-- Opening Marker --

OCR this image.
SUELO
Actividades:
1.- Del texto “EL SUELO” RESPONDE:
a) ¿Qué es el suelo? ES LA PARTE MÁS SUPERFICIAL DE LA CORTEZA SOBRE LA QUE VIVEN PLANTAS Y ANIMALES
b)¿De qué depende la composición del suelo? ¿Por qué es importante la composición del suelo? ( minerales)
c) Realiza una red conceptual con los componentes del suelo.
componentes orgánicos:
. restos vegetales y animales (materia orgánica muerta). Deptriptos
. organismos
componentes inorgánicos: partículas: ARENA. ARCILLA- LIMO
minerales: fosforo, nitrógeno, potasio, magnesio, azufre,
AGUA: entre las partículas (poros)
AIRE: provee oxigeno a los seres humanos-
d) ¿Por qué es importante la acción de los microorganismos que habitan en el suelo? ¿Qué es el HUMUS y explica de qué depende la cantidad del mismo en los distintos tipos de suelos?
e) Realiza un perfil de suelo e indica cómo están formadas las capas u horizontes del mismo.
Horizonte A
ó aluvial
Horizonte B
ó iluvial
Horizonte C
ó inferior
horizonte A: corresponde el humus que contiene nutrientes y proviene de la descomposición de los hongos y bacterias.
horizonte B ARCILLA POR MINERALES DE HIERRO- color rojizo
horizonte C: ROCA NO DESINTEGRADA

-- Closing Marker --

**Required action**: Report the number of lines of the listing above that hold the string "partículas", with no other text.

**Output of the exercise**: 2